A run of records:
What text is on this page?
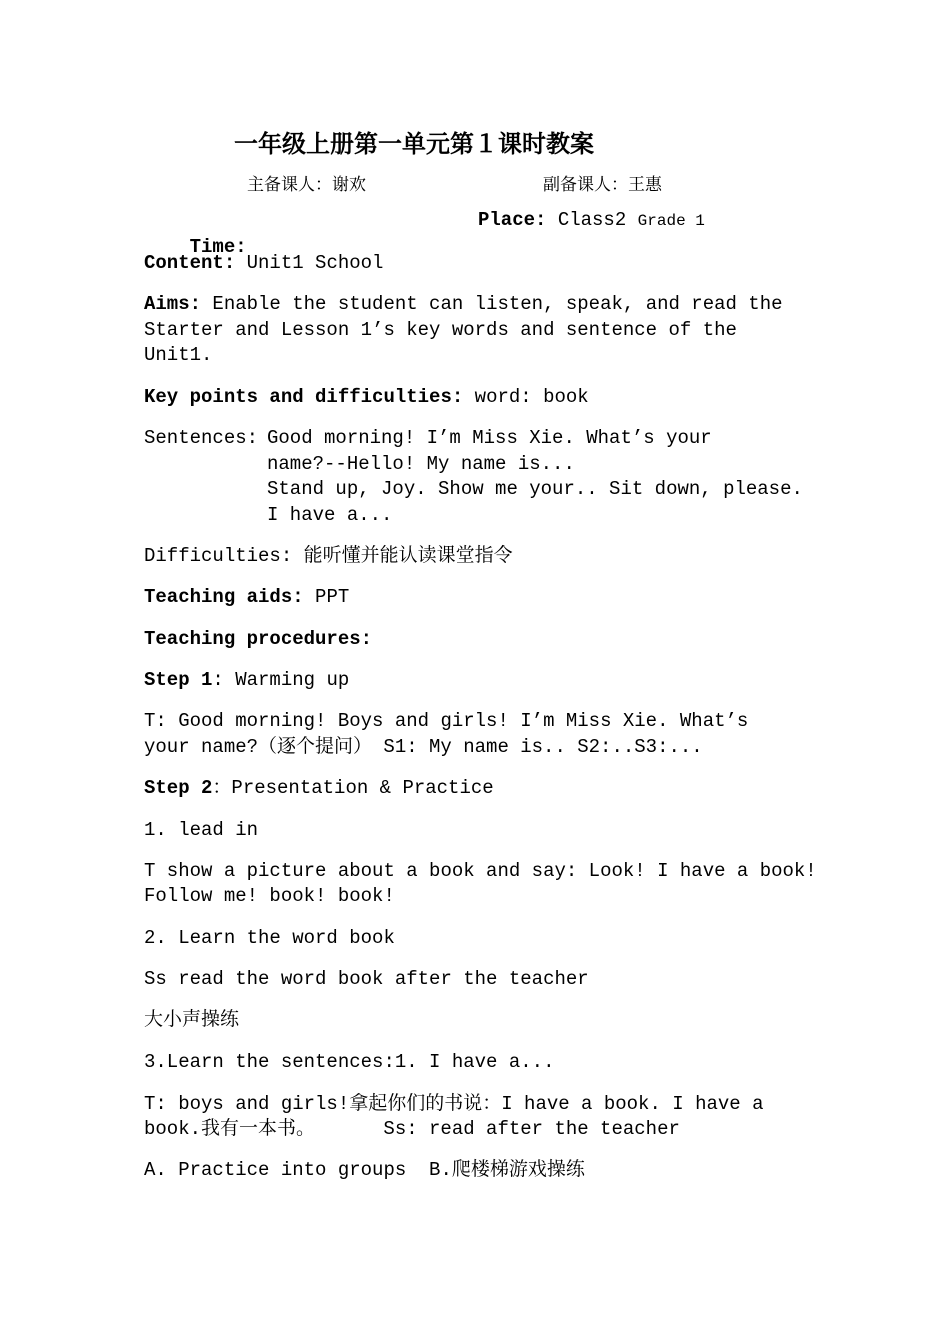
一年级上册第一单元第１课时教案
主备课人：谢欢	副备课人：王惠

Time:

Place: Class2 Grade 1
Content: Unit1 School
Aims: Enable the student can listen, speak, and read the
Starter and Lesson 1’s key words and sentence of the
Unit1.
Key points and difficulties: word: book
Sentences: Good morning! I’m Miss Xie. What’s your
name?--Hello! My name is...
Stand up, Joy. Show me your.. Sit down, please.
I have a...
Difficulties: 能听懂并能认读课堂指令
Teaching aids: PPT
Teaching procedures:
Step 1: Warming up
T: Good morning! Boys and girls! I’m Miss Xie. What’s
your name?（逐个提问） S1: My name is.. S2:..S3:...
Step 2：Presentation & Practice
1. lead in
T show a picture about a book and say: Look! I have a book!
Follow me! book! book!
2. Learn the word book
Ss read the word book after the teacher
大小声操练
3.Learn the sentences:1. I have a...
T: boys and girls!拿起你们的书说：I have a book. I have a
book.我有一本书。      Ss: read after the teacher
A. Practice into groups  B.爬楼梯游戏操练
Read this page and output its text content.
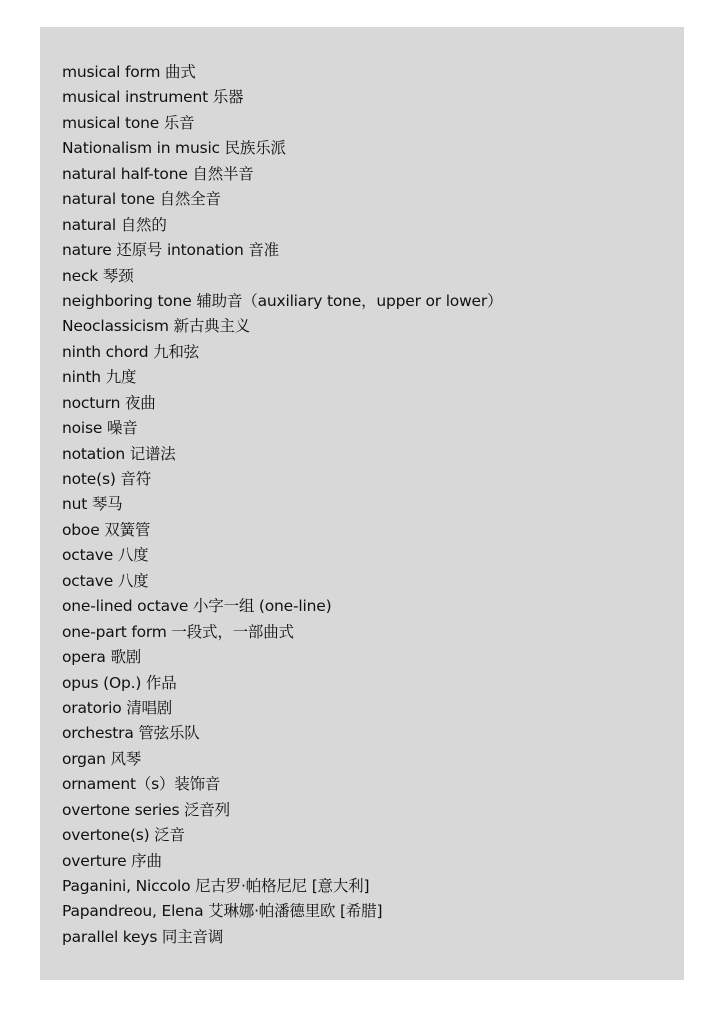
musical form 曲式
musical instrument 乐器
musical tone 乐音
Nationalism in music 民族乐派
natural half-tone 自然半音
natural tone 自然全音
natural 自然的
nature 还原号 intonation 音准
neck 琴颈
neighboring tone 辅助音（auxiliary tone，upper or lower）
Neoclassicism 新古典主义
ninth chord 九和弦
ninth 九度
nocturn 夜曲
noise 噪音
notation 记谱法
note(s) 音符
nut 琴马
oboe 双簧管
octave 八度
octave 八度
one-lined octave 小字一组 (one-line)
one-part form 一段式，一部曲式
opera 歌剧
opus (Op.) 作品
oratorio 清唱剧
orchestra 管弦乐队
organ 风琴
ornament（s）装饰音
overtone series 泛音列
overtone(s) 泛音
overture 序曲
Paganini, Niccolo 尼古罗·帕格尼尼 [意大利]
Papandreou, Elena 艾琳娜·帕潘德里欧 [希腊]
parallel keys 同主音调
---
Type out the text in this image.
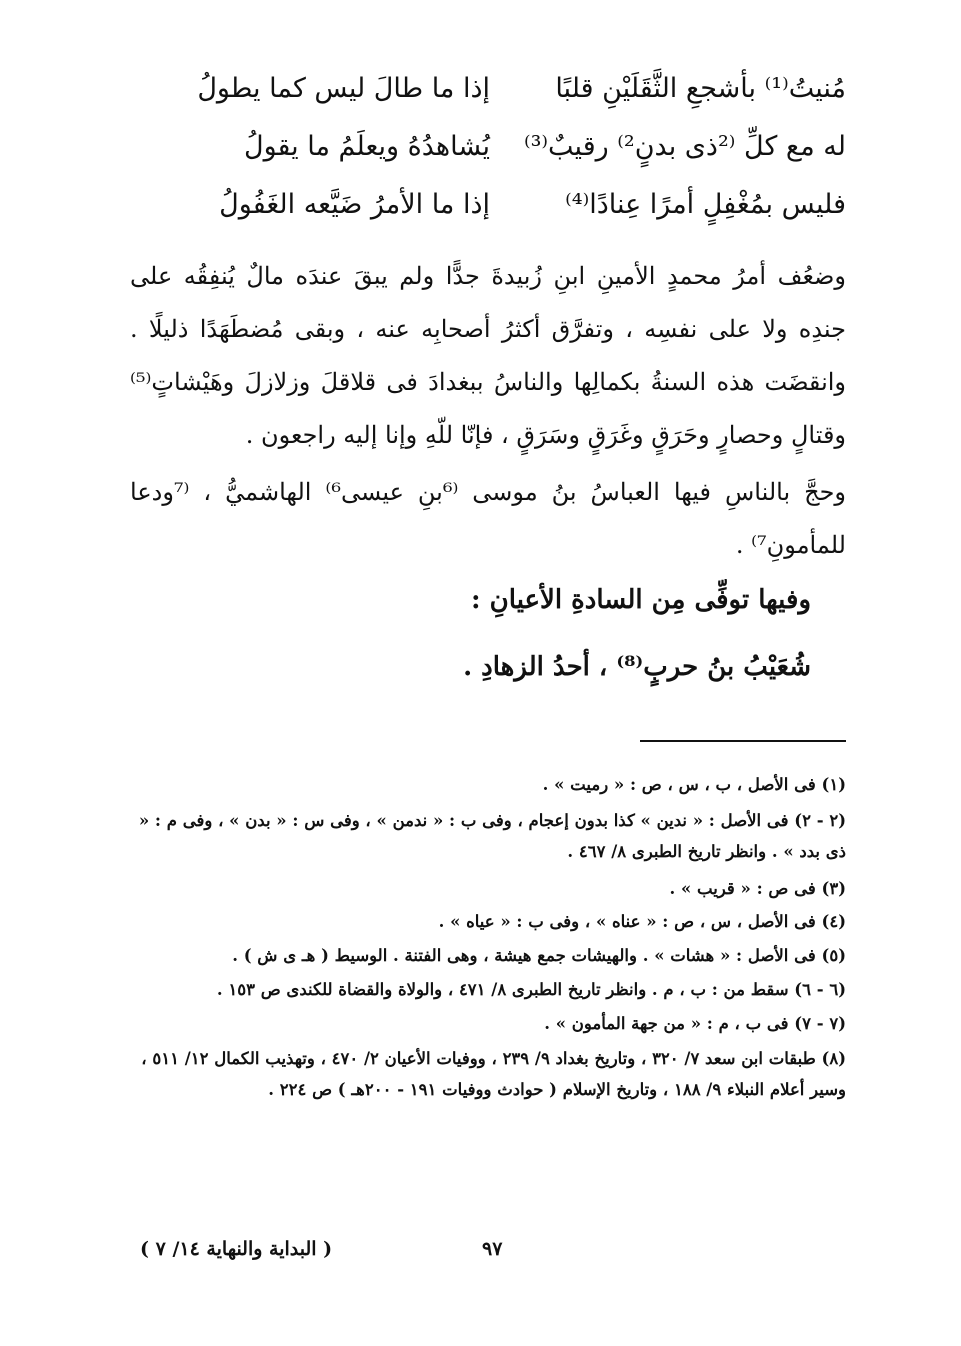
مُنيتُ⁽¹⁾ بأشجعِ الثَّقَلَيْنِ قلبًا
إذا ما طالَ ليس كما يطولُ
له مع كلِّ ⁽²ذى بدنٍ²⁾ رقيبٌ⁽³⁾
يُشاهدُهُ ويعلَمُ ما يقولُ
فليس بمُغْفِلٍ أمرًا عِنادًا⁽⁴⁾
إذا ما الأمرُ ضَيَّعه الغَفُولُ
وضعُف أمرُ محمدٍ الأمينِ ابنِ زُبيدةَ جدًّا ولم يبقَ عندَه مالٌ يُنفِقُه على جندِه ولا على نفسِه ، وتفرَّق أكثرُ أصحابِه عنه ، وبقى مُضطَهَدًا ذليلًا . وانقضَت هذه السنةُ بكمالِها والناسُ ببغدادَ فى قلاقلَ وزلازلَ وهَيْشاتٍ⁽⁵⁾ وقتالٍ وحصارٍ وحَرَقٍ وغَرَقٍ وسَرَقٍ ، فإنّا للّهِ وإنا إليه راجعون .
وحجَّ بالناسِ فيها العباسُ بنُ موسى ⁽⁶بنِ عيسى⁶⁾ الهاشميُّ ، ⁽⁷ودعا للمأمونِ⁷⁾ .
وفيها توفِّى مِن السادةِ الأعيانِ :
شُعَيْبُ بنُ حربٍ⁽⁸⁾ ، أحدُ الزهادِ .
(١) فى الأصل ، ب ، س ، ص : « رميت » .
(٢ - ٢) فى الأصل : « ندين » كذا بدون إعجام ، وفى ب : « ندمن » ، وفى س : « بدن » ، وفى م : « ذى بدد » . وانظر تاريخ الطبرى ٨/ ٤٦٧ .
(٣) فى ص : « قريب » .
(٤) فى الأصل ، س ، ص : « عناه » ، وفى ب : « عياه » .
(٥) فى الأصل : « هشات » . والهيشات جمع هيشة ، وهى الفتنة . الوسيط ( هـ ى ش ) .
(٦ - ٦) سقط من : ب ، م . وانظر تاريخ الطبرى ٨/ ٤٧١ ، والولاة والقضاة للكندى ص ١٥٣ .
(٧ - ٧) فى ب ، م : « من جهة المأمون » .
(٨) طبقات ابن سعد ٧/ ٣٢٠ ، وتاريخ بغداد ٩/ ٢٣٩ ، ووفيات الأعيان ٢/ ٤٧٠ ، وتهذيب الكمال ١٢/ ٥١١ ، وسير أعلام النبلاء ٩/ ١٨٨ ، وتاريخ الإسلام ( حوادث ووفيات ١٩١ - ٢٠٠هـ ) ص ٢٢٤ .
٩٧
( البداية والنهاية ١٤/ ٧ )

▶ [What you should do]:
Go through the data above and find the lines with the word "وانظر". Copy each of those lines.

▶ [Right answer]:
(٢ - ٢) فى الأصل : « ندين » كذا بدون إعجام ، وفى ب : « ندمن » ، وفى س : « بدن » ، وفى م : « ذى بدد » . وانظر تاريخ الطبرى ٨/ ٤٦٧ .
(٦ - ٦) سقط من : ب ، م . وانظر تاريخ الطبرى ٨/ ٤٧١ ، والولاة والقضاة للكندى ص ١٥٣ .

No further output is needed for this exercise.